**Job**
Reproduce every entry exactly as shown.

**Data to use**
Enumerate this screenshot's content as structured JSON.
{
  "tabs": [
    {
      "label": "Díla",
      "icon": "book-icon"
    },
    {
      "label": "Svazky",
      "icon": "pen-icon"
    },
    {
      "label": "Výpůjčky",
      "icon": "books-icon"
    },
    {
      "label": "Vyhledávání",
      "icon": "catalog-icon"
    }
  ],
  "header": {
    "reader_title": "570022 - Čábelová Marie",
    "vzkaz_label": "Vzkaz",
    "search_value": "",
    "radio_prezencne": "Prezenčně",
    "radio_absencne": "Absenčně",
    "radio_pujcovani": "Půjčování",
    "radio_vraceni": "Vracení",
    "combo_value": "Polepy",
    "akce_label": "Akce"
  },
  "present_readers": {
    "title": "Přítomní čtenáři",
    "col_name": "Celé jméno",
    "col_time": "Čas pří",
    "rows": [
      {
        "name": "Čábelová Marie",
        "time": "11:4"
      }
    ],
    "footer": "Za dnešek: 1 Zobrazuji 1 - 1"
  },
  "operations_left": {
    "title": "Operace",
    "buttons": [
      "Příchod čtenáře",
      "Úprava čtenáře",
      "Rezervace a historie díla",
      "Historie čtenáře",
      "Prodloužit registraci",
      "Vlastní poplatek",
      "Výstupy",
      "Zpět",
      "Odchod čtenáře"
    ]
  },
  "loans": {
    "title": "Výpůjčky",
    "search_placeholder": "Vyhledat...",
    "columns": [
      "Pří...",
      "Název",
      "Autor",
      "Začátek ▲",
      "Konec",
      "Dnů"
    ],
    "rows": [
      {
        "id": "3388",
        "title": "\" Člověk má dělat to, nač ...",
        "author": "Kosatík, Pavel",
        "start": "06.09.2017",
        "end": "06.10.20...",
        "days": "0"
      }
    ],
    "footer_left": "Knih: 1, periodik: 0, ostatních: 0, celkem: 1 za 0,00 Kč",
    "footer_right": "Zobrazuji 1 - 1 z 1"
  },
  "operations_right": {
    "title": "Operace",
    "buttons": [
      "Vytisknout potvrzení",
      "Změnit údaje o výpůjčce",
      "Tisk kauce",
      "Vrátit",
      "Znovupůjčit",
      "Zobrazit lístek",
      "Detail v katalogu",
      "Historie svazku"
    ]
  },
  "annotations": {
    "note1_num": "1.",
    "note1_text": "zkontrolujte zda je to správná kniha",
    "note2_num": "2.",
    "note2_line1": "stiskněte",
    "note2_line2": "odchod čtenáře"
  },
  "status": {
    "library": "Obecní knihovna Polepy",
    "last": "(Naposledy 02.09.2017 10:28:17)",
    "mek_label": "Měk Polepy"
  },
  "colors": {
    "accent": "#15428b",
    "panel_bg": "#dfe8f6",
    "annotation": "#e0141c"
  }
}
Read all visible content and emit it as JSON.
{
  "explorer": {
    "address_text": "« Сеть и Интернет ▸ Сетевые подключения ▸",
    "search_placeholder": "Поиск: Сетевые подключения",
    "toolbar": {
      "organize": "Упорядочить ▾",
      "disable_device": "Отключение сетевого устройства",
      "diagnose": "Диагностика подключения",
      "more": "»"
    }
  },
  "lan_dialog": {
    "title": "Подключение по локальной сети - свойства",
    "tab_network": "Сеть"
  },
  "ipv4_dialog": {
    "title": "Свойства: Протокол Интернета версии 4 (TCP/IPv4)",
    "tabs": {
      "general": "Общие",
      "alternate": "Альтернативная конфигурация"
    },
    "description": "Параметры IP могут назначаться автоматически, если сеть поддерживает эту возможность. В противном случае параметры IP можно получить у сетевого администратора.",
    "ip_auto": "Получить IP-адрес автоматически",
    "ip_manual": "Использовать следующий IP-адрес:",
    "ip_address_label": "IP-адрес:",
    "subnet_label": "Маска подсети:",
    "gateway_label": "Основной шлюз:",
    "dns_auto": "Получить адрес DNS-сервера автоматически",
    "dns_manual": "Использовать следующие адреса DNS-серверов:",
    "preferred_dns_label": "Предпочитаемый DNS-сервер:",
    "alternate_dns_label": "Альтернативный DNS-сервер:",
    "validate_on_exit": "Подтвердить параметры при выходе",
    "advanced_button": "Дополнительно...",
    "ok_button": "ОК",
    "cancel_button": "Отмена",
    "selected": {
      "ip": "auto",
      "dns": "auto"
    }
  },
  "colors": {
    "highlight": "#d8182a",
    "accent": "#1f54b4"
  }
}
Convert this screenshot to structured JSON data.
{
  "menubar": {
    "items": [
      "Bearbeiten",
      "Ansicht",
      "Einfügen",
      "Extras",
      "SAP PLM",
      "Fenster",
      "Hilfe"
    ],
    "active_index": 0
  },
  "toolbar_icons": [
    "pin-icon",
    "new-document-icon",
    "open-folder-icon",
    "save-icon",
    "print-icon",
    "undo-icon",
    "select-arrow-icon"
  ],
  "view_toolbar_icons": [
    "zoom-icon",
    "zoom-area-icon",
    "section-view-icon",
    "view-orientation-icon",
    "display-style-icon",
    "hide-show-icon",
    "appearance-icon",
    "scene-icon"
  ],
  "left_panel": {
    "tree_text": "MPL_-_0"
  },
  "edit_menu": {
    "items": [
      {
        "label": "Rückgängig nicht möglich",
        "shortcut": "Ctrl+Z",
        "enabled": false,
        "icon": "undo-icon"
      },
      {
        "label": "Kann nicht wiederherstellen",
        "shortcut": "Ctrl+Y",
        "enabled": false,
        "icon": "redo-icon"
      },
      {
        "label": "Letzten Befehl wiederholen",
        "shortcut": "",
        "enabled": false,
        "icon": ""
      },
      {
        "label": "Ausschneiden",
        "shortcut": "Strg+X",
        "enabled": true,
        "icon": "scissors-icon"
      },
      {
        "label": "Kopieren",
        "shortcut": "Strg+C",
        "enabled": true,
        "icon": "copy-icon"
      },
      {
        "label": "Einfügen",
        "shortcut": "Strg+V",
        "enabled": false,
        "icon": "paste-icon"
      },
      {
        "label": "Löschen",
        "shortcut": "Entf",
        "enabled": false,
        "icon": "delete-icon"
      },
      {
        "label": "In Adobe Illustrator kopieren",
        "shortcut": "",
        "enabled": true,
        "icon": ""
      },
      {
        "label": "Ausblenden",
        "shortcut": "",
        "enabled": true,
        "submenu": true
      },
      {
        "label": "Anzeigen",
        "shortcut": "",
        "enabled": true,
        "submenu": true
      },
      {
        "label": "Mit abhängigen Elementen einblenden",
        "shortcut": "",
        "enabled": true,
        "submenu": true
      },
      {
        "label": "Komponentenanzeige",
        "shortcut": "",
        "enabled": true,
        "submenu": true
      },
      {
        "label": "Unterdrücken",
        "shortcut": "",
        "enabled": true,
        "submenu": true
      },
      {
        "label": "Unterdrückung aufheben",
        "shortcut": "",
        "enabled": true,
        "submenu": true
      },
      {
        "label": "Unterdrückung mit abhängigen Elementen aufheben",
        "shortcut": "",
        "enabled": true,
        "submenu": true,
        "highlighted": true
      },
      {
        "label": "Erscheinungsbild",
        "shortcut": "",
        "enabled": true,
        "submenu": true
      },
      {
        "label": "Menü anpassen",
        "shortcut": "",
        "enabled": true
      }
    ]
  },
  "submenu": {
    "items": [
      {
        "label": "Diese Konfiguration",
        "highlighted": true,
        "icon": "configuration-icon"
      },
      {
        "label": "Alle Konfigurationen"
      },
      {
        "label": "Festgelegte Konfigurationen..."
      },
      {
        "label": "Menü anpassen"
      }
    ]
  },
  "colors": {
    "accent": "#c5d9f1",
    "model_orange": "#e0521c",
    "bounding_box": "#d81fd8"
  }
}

**Output for this task**
Enumerate this screenshot's content as structured JSON.
{
  "tabs": [
    {
      "label": "Díla",
      "icon": "book-icon"
    },
    {
      "label": "Svazky",
      "icon": "pen-icon"
    },
    {
      "label": "Výpůjčky",
      "icon": "books-icon"
    },
    {
      "label": "Vyhledávání",
      "icon": "catalog-icon"
    }
  ],
  "header": {
    "reader_title": "570022 - Čábelová Marie",
    "vzkaz_label": "Vzkaz",
    "search_value": "",
    "radio_prezencne": "Prezenčně",
    "radio_absencne": "Absenčně",
    "radio_pujcovani": "Půjčování",
    "radio_vraceni": "Vracení",
    "combo_value": "Polepy",
    "akce_label": "Akce"
  },
  "present_readers": {
    "title": "Přítomní čtenáři",
    "col_name": "Celé jméno",
    "col_time": "Čas pří",
    "rows": [
      {
        "name": "Čábelová Marie",
        "time": "11:4"
      }
    ],
    "footer": "Za dnešek: 1 Zobrazuji 1 - 1"
  },
  "operations_left": {
    "title": "Operace",
    "buttons": [
      "Příchod čtenáře",
      "Úprava čtenáře",
      "Rezervace a historie díla",
      "Historie čtenáře",
      "Prodloužit registraci",
      "Vlastní poplatek",
      "Výstupy",
      "Zpět",
      "Odchod čtenáře"
    ]
  },
  "loans": {
    "title": "Výpůjčky",
    "search_placeholder": "Vyhledat...",
    "columns": [
      "Pří...",
      "Název",
      "Autor",
      "Začátek ▲",
      "Konec",
      "Dnů"
    ],
    "rows": [
      {
        "id": "3388",
        "title": "\" Člověk má dělat to, nač ...",
        "author": "Kosatík, Pavel",
        "start": "06.09.2017",
        "end": "06.10.20...",
        "days": "0"
      }
    ],
    "footer_left": "Knih: 1, periodik: 0, ostatních: 0, celkem: 1 za 0,00 Kč",
    "footer_right": "Zobrazuji 1 - 1 z 1"
  },
  "operations_right": {
    "title": "Operace",
    "buttons": [
      "Vytisknout potvrzení",
      "Změnit údaje o výpůjčce",
      "Tisk kauce",
      "Vrátit",
      "Znovupůjčit",
      "Zobrazit lístek",
      "Detail v katalogu",
      "Historie svazku"
    ]
  },
  "annotations": {
    "note1_num": "1.",
    "note1_text": "zkontrolujte zda je to správná kniha",
    "note2_num": "2.",
    "note2_line1": "stiskněte",
    "note2_line2": "odchod čtenáře"
  },
  "status": {
    "library": "Obecní knihovna Polepy",
    "last": "(Naposledy 02.09.2017 10:28:17)",
    "mek_label": "Měk Polepy"
  },
  "colors": {
    "accent": "#15428b",
    "panel_bg": "#dfe8f6",
    "annotation": "#e0141c"
  }
}
Read all visible content and emit it as JSON.
{
  "explorer": {
    "address_text": "« Сеть и Интернет ▸ Сетевые подключения ▸",
    "search_placeholder": "Поиск: Сетевые подключения",
    "toolbar": {
      "organize": "Упорядочить ▾",
      "disable_device": "Отключение сетевого устройства",
      "diagnose": "Диагностика подключения",
      "more": "»"
    }
  },
  "lan_dialog": {
    "title": "Подключение по локальной сети - свойства",
    "tab_network": "Сеть"
  },
  "ipv4_dialog": {
    "title": "Свойства: Протокол Интернета версии 4 (TCP/IPv4)",
    "tabs": {
      "general": "Общие",
      "alternate": "Альтернативная конфигурация"
    },
    "description": "Параметры IP могут назначаться автоматически, если сеть поддерживает эту возможность. В противном случае параметры IP можно получить у сетевого администратора.",
    "ip_auto": "Получить IP-адрес автоматически",
    "ip_manual": "Использовать следующий IP-адрес:",
    "ip_address_label": "IP-адрес:",
    "subnet_label": "Маска подсети:",
    "gateway_label": "Основной шлюз:",
    "dns_auto": "Получить адрес DNS-сервера автоматически",
    "dns_manual": "Использовать следующие адреса DNS-серверов:",
    "preferred_dns_label": "Предпочитаемый DNS-сервер:",
    "alternate_dns_label": "Альтернативный DNS-сервер:",
    "validate_on_exit": "Подтвердить параметры при выходе",
    "advanced_button": "Дополнительно...",
    "ok_button": "ОК",
    "cancel_button": "Отмена",
    "selected": {
      "ip": "auto",
      "dns": "auto"
    }
  },
  "colors": {
    "highlight": "#d8182a",
    "accent": "#1f54b4"
  }
}
Convert this screenshot to structured JSON data.
{
  "menubar": {
    "items": [
      "Bearbeiten",
      "Ansicht",
      "Einfügen",
      "Extras",
      "SAP PLM",
      "Fenster",
      "Hilfe"
    ],
    "active_index": 0
  },
  "toolbar_icons": [
    "pin-icon",
    "new-document-icon",
    "open-folder-icon",
    "save-icon",
    "print-icon",
    "undo-icon",
    "select-arrow-icon"
  ],
  "view_toolbar_icons": [
    "zoom-icon",
    "zoom-area-icon",
    "section-view-icon",
    "view-orientation-icon",
    "display-style-icon",
    "hide-show-icon",
    "appearance-icon",
    "scene-icon"
  ],
  "left_panel": {
    "tree_text": "MPL_-_0"
  },
  "edit_menu": {
    "items": [
      {
        "label": "Rückgängig nicht möglich",
        "shortcut": "Ctrl+Z",
        "enabled": false,
        "icon": "undo-icon"
      },
      {
        "label": "Kann nicht wiederherstellen",
        "shortcut": "Ctrl+Y",
        "enabled": false,
        "icon": "redo-icon"
      },
      {
        "label": "Letzten Befehl wiederholen",
        "shortcut": "",
        "enabled": false,
        "icon": ""
      },
      {
        "label": "Ausschneiden",
        "shortcut": "Strg+X",
        "enabled": true,
        "icon": "scissors-icon"
      },
      {
        "label": "Kopieren",
        "shortcut": "Strg+C",
        "enabled": true,
        "icon": "copy-icon"
      },
      {
        "label": "Einfügen",
        "shortcut": "Strg+V",
        "enabled": false,
        "icon": "paste-icon"
      },
      {
        "label": "Löschen",
        "shortcut": "Entf",
        "enabled": false,
        "icon": "delete-icon"
      },
      {
        "label": "In Adobe Illustrator kopieren",
        "shortcut": "",
        "enabled": true,
        "icon": ""
      },
      {
        "label": "Ausblenden",
        "shortcut": "",
        "enabled": true,
        "submenu": true
      },
      {
        "label": "Anzeigen",
        "shortcut": "",
        "enabled": true,
        "submenu": true
      },
      {
        "label": "Mit abhängigen Elementen einblenden",
        "shortcut": "",
        "enabled": true,
        "submenu": true
      },
      {
        "label": "Komponentenanzeige",
        "shortcut": "",
        "enabled": true,
        "submenu": true
      },
      {
        "label": "Unterdrücken",
        "shortcut": "",
        "enabled": true,
        "submenu": true
      },
      {
        "label": "Unterdrückung aufheben",
        "shortcut": "",
        "enabled": true,
        "submenu": true
      },
      {
        "label": "Unterdrückung mit abhängigen Elementen aufheben",
        "shortcut": "",
        "enabled": true,
        "submenu": true,
        "highlighted": true
      },
      {
        "label": "Erscheinungsbild",
        "shortcut": "",
        "enabled": true,
        "submenu": true
      },
      {
        "label": "Menü anpassen",
        "shortcut": "",
        "enabled": true
      }
    ]
  },
  "submenu": {
    "items": [
      {
        "label": "Diese Konfiguration",
        "highlighted": true,
        "icon": "configuration-icon"
      },
      {
        "label": "Alle Konfigurationen"
      },
      {
        "label": "Festgelegte Konfigurationen..."
      },
      {
        "label": "Menü anpassen"
      }
    ]
  },
  "colors": {
    "accent": "#c5d9f1",
    "model_orange": "#e0521c",
    "bounding_box": "#d81fd8"
  }
}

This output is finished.